Description of the task: Every entry below should be repeated exactly; the pictures should not.

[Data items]
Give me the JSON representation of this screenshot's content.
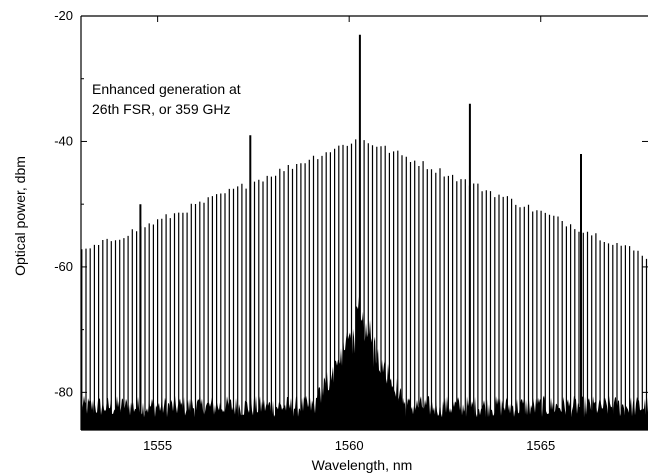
{
  "chart_data": {
    "type": "line",
    "title": "",
    "xlabel": "Wavelength, nm",
    "ylabel": "Optical power, dbm",
    "xlim": [
      1553.0,
      1567.8
    ],
    "ylim": [
      -86,
      -20
    ],
    "xticks": [
      1555,
      1560,
      1565
    ],
    "xtick_labels": [
      "1555",
      "1560",
      "1565"
    ],
    "yticks": [
      -20,
      -40,
      -60,
      -80
    ],
    "ytick_labels": [
      "-20",
      "-40",
      "-60",
      "-80"
    ],
    "grid": false,
    "legend": "none",
    "annotation": [
      "Enhanced generation at",
      "26th FSR, or 359 GHz"
    ],
    "comb": {
      "center_wavelength": 1560.28,
      "line_spacing_nm": 0.11,
      "center_peak_dbm": -39.5,
      "slope_db_per_nm": 2.5,
      "floor_dbm": -73.5,
      "noise_floor_dbm": -84
    },
    "enhanced_peaks": [
      {
        "x": 1554.55,
        "y": -50
      },
      {
        "x": 1557.42,
        "y": -39
      },
      {
        "x": 1560.28,
        "y": -23
      },
      {
        "x": 1563.15,
        "y": -34
      },
      {
        "x": 1566.05,
        "y": -42
      }
    ],
    "color": "#000000"
  }
}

Final result:
Give me the JSON representation of this screenshot's content.
{
  "chart_data": {
    "type": "line",
    "title": "",
    "xlabel": "Wavelength, nm",
    "ylabel": "Optical power, dbm",
    "xlim": [
      1553.0,
      1567.8
    ],
    "ylim": [
      -86,
      -20
    ],
    "xticks": [
      1555,
      1560,
      1565
    ],
    "xtick_labels": [
      "1555",
      "1560",
      "1565"
    ],
    "yticks": [
      -20,
      -40,
      -60,
      -80
    ],
    "ytick_labels": [
      "-20",
      "-40",
      "-60",
      "-80"
    ],
    "grid": false,
    "legend": "none",
    "annotation": [
      "Enhanced generation at",
      "26th FSR, or 359 GHz"
    ],
    "comb": {
      "center_wavelength": 1560.28,
      "line_spacing_nm": 0.11,
      "center_peak_dbm": -39.5,
      "slope_db_per_nm": 2.5,
      "floor_dbm": -73.5,
      "noise_floor_dbm": -84
    },
    "enhanced_peaks": [
      {
        "x": 1554.55,
        "y": -50
      },
      {
        "x": 1557.42,
        "y": -39
      },
      {
        "x": 1560.28,
        "y": -23
      },
      {
        "x": 1563.15,
        "y": -34
      },
      {
        "x": 1566.05,
        "y": -42
      }
    ],
    "color": "#000000"
  }
}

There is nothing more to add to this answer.